## DATASET EXTRACT
========================================

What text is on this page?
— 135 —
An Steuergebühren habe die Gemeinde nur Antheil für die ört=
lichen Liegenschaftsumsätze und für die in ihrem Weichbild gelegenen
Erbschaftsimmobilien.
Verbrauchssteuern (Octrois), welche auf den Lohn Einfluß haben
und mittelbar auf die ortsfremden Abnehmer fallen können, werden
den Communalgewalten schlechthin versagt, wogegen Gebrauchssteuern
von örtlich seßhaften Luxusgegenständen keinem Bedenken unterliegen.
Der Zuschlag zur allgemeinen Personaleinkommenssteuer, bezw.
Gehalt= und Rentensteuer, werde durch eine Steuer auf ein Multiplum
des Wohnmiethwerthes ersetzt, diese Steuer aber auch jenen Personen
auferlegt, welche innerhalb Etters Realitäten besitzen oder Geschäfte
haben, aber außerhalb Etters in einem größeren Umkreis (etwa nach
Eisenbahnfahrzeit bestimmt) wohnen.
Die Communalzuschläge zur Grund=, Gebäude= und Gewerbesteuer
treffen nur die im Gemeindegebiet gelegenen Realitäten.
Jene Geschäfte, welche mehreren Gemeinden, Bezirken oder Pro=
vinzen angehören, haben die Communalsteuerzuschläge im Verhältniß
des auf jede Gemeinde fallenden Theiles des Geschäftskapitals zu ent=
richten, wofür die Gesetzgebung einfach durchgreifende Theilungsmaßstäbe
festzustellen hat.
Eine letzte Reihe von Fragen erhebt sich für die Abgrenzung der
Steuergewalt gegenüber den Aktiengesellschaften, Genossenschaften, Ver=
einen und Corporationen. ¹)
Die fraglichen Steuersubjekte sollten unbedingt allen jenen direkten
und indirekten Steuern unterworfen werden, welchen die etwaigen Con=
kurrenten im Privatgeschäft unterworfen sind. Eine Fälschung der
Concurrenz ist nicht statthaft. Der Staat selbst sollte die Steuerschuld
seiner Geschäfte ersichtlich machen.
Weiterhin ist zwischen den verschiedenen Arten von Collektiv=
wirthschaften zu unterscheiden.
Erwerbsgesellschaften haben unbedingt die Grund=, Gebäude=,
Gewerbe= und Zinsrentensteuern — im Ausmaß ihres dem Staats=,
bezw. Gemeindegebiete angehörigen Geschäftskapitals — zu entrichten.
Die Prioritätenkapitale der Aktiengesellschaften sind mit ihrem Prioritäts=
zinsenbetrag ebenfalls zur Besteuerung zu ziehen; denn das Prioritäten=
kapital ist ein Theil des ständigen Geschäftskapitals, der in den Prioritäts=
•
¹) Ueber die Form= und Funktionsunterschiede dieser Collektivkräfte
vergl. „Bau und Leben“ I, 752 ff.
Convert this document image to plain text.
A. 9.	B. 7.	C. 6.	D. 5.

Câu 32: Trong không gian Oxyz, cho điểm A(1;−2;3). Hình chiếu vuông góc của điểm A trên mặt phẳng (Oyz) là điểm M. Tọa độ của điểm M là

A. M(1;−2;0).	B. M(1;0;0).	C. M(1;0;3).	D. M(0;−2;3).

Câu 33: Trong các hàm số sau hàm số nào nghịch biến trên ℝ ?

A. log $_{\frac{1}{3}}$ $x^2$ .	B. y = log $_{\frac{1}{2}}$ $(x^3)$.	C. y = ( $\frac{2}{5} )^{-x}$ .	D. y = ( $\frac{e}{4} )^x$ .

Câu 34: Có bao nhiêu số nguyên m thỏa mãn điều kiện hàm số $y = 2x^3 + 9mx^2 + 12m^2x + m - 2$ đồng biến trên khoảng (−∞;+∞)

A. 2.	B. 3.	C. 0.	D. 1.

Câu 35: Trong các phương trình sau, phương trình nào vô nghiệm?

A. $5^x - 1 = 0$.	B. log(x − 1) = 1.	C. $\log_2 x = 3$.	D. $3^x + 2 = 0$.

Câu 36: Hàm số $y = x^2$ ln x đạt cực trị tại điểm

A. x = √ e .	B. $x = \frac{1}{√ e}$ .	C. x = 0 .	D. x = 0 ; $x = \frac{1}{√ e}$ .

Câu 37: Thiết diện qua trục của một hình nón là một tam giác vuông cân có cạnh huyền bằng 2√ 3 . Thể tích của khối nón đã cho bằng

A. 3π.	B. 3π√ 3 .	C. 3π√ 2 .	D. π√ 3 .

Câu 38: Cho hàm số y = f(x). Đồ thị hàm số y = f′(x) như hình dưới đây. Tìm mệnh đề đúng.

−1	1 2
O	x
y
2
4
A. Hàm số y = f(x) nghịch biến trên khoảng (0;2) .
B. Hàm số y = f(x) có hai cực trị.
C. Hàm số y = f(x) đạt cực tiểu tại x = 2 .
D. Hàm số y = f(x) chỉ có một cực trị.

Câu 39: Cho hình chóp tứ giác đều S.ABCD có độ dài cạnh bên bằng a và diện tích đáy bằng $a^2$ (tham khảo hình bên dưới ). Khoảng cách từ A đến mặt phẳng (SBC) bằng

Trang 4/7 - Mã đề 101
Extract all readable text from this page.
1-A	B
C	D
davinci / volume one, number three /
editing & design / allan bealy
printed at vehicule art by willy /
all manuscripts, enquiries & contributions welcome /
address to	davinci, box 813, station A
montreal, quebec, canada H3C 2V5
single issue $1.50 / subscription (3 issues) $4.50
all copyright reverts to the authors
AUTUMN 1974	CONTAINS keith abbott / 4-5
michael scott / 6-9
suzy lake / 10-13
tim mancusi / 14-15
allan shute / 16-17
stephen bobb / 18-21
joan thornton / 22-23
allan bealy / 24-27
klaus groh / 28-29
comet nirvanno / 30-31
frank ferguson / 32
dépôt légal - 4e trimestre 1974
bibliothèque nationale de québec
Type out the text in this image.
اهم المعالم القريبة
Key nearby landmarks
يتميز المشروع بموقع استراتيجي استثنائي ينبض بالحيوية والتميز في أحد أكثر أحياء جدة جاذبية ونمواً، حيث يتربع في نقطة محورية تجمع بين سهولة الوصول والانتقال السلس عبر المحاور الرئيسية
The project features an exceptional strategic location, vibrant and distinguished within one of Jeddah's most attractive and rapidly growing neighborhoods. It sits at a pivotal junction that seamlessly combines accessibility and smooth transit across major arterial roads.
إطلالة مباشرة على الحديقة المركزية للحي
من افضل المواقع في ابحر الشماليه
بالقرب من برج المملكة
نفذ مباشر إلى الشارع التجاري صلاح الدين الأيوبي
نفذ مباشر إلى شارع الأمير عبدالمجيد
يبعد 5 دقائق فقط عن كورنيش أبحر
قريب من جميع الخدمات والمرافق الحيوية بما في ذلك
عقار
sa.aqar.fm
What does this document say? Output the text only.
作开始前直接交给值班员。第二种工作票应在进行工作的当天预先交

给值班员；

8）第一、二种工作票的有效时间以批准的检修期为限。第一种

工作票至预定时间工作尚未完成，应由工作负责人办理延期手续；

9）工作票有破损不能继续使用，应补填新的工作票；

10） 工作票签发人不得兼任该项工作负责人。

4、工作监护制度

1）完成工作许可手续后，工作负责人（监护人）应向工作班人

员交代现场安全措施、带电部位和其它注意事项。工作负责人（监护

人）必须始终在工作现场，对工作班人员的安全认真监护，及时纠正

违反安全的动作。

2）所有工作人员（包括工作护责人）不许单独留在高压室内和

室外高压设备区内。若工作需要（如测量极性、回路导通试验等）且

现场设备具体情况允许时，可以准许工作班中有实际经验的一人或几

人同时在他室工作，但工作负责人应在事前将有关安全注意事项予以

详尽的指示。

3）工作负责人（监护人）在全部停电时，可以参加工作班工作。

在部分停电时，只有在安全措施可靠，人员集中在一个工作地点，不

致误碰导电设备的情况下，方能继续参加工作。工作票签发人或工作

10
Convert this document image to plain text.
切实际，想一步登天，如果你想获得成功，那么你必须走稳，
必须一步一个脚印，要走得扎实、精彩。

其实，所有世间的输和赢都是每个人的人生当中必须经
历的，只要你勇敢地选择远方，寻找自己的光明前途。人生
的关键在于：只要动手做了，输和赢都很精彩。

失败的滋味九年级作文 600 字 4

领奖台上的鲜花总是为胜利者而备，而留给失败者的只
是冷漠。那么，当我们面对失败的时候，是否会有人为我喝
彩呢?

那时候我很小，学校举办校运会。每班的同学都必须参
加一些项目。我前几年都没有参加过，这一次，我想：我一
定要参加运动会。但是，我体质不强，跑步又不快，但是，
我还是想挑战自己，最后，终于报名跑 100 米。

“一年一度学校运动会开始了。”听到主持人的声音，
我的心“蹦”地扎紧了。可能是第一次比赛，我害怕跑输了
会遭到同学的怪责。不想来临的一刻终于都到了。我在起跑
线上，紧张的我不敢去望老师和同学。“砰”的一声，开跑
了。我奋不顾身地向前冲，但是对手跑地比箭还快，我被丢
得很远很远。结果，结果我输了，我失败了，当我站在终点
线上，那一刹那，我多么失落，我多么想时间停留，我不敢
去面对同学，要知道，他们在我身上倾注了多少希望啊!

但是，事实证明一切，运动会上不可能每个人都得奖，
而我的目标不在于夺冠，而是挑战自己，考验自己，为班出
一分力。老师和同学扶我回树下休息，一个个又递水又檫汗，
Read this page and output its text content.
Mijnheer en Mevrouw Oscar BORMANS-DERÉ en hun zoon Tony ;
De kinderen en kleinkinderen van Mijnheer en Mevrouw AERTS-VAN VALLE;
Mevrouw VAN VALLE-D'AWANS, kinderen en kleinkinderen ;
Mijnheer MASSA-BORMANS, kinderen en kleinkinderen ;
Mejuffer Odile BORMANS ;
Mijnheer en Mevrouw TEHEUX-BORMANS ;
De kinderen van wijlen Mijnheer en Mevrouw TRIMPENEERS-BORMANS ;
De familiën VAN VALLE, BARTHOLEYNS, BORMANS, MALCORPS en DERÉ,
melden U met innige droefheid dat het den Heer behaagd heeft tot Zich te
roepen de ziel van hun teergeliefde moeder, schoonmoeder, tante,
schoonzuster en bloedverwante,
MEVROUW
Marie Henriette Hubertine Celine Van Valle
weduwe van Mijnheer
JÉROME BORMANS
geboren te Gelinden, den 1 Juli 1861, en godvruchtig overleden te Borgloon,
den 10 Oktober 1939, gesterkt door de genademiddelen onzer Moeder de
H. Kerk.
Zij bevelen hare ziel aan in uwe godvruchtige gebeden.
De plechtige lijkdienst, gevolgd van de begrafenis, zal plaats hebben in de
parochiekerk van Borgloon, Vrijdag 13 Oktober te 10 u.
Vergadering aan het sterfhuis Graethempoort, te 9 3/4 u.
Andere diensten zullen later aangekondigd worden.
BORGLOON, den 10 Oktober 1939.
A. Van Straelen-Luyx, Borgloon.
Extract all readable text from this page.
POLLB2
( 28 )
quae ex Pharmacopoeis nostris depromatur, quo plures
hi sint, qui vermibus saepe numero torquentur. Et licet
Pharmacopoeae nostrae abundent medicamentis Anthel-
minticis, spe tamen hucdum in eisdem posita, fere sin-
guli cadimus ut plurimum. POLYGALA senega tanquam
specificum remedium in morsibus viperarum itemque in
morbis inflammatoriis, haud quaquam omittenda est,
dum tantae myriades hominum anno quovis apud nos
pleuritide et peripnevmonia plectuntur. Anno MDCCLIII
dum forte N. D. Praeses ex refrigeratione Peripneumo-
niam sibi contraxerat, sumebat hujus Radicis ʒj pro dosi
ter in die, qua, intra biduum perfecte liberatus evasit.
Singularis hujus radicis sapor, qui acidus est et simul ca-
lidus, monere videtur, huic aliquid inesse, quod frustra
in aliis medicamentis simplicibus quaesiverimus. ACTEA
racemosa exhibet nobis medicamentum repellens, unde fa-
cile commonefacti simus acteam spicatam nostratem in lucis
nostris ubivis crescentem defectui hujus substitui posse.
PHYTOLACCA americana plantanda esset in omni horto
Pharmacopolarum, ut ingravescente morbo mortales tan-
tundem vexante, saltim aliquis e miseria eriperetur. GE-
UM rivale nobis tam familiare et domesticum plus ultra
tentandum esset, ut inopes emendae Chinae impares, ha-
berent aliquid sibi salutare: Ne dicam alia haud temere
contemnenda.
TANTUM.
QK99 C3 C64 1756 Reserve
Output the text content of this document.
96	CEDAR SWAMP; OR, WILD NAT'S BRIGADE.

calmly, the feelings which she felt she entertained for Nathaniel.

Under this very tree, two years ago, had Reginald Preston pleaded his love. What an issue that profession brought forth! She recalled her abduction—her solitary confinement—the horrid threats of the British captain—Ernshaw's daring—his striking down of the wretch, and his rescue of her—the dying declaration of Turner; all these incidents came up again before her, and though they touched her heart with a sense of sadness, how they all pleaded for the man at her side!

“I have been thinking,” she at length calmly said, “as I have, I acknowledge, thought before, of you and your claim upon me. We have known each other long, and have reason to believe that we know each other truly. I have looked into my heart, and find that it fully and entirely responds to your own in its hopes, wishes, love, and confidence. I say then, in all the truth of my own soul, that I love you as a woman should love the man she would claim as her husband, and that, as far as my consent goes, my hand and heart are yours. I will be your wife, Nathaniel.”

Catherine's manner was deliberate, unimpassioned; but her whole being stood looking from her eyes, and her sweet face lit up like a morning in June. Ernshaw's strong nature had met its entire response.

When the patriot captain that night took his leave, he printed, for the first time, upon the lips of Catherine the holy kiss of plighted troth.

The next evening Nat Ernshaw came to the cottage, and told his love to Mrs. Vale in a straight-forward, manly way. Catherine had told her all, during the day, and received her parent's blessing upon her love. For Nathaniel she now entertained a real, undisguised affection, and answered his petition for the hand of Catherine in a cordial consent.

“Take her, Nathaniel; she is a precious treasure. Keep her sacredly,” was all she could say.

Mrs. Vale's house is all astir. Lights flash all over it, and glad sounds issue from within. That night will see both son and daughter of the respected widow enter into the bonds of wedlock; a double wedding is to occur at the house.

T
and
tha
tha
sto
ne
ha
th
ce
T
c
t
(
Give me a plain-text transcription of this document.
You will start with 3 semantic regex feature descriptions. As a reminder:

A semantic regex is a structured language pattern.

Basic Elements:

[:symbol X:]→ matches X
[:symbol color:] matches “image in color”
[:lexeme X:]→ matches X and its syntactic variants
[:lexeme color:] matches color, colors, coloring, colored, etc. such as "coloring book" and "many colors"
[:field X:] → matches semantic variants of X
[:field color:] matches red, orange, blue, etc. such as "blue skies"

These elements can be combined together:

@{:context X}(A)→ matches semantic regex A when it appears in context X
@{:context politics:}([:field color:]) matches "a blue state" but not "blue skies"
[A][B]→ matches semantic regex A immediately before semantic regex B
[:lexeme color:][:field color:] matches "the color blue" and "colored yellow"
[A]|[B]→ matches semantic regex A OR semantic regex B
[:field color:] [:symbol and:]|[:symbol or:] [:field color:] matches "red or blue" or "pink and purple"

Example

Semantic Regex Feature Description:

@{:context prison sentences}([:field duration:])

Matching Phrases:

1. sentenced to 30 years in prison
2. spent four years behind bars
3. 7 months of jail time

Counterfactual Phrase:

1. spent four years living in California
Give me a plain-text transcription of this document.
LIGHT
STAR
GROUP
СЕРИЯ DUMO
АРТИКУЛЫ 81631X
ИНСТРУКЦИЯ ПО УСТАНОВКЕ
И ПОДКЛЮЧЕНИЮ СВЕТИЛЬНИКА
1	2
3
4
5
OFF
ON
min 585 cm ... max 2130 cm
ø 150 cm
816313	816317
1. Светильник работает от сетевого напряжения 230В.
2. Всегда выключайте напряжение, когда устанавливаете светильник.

========================================

## WRITTEN REQUEST
Count each line of the data where the word "Aktiengesellschaften" appears, then reply with the total only.

## RESPONSE
2